◆ **BRIEF**
Copy the rows below word for word, from the line with "Localize each UI component in this 932px" to the line with "candle-body — [18, 411, 20, 414]", including both of those lines. Leave the picture out of your answer.

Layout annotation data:
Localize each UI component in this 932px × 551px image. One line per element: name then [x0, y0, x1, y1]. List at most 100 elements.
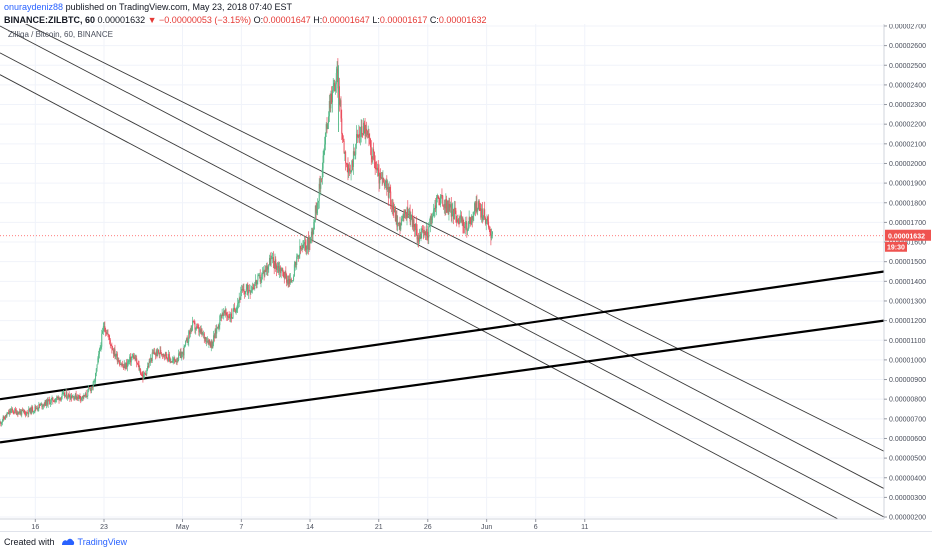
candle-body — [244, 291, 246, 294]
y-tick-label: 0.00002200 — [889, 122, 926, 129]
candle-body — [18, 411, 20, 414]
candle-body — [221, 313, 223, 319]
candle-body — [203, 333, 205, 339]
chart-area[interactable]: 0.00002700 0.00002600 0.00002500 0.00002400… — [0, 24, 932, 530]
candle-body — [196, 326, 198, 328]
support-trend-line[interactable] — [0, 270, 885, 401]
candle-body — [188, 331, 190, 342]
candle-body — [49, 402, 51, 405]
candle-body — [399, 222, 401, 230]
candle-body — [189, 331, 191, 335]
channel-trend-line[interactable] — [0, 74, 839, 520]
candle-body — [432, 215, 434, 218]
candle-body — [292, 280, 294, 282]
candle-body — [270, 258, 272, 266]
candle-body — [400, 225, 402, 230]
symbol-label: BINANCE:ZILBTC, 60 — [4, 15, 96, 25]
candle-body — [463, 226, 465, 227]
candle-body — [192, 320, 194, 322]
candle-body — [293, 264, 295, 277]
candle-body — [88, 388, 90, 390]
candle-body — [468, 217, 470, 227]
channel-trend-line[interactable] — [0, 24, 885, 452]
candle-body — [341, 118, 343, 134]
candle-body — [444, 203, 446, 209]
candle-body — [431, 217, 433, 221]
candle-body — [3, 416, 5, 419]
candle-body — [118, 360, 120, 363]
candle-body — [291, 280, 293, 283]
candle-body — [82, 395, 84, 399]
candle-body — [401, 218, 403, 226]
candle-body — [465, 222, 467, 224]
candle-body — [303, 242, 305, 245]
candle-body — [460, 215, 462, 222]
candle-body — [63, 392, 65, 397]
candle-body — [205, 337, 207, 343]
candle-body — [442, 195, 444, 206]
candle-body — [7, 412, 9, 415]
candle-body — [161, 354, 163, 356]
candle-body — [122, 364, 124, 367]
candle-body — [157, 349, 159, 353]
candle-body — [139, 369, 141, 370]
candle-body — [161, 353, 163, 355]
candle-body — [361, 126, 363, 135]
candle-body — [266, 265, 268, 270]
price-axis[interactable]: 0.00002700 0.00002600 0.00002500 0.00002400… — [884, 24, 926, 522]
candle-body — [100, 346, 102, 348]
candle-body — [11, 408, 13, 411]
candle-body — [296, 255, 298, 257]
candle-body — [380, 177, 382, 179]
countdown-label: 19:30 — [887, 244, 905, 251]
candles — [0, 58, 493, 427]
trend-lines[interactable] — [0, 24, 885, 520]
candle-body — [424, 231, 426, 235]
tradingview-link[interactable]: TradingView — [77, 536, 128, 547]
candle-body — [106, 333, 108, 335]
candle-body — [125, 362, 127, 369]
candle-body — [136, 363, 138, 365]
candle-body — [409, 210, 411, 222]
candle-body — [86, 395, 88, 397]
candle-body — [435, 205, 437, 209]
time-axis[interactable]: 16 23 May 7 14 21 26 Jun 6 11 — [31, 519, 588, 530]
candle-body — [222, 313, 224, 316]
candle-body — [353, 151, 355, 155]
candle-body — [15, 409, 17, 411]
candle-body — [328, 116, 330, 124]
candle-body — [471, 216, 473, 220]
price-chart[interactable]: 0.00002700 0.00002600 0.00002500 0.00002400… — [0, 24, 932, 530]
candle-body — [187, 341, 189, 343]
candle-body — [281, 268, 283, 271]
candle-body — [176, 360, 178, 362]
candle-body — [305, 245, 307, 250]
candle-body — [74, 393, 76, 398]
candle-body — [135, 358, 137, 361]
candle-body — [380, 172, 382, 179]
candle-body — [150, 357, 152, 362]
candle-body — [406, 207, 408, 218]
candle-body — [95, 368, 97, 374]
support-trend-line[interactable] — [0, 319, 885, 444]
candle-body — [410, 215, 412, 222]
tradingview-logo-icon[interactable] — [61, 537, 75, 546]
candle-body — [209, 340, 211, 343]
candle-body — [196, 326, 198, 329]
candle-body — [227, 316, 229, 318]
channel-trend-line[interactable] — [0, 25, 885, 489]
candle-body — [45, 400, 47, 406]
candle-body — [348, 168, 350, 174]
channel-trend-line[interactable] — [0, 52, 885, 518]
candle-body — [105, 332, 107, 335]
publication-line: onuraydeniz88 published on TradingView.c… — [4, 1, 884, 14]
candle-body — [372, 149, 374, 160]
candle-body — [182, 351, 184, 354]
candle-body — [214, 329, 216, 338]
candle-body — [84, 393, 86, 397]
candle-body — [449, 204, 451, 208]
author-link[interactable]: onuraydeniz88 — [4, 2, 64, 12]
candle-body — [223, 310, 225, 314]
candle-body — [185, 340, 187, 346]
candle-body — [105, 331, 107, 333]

* * *

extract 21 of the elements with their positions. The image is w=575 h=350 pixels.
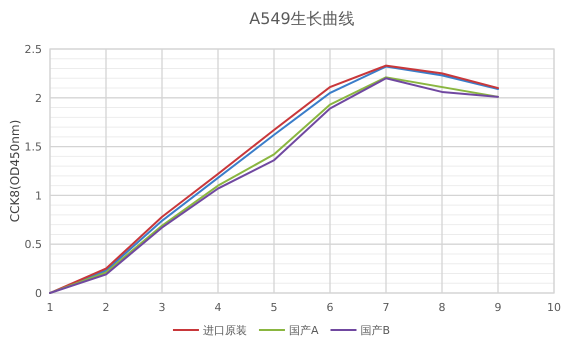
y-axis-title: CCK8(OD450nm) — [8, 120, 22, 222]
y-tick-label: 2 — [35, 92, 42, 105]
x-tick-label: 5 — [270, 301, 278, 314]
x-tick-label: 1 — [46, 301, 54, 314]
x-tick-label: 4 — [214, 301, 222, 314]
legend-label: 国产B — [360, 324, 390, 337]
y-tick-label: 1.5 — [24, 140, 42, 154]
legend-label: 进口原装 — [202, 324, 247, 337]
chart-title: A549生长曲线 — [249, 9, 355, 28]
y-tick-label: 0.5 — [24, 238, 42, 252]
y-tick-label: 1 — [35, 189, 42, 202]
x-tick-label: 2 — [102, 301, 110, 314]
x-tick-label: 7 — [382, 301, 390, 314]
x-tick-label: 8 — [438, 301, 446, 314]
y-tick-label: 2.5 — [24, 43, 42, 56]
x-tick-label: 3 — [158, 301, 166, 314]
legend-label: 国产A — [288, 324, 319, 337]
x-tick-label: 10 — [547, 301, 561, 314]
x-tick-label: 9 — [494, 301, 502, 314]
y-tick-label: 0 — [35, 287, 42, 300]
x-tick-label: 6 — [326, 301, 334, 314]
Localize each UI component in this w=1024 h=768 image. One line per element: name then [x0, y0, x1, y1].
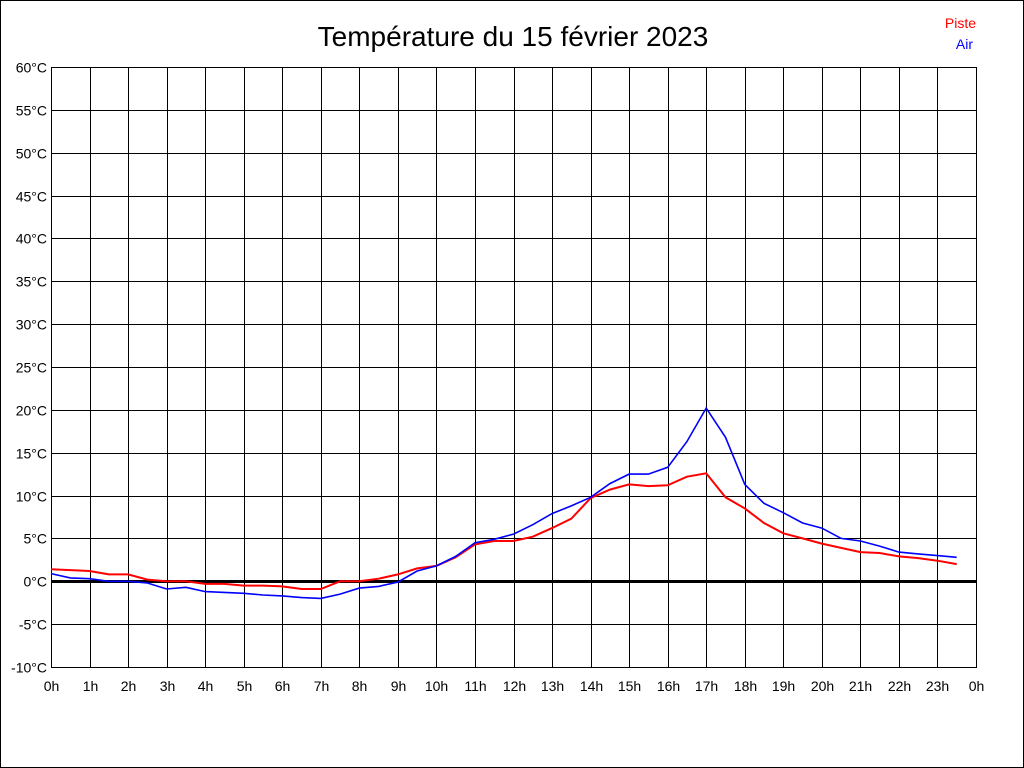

==

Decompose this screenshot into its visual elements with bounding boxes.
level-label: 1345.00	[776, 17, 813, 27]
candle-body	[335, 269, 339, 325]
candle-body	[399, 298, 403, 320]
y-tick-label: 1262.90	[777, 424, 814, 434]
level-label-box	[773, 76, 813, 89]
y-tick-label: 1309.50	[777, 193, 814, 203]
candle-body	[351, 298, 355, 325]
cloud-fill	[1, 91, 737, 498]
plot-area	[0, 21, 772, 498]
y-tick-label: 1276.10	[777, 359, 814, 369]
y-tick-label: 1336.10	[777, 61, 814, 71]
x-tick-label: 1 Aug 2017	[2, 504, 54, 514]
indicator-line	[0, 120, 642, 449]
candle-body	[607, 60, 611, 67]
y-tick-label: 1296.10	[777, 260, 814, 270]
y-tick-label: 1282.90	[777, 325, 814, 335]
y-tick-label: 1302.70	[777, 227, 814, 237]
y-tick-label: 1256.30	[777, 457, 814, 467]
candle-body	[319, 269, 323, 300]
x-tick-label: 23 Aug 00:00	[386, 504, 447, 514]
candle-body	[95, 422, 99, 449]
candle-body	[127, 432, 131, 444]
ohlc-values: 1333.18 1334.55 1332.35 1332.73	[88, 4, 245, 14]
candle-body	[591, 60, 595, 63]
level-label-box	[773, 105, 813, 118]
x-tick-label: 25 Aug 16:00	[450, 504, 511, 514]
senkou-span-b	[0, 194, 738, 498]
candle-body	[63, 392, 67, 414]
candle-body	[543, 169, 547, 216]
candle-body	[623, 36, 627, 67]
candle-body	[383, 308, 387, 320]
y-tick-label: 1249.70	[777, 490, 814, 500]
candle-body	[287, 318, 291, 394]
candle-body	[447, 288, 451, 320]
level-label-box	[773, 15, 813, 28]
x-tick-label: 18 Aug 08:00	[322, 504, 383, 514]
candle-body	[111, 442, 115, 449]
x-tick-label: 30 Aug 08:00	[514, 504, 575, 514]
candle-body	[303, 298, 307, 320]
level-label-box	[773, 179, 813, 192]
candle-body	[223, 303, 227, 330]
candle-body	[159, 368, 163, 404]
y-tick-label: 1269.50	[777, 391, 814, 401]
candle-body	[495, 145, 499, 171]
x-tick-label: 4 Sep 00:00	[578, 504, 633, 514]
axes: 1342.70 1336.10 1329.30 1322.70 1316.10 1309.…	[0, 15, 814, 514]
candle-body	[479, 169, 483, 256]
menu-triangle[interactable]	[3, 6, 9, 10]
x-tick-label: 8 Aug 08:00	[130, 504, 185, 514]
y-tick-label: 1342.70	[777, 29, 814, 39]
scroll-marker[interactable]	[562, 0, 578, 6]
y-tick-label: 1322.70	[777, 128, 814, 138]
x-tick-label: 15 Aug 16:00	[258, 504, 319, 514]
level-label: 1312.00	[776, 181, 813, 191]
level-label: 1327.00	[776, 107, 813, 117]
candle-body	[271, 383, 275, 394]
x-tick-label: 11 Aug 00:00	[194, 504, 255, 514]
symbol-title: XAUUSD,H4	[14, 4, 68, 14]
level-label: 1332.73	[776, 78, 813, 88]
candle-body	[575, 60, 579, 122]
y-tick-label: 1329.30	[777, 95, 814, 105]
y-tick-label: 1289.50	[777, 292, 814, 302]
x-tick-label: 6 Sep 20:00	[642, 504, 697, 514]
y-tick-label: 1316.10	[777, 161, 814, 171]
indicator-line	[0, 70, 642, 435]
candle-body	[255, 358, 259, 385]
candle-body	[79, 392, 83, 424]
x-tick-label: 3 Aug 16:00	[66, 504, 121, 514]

◆ **REPLY**
Localize each UI component in this 932px × 551px image. One line per element: name then [x0, y0, x1, y1]. List at most 100 elements.
candle-body — [244, 291, 246, 294]
y-tick-label: 0.00002200 — [889, 122, 926, 129]
candle-body — [18, 411, 20, 414]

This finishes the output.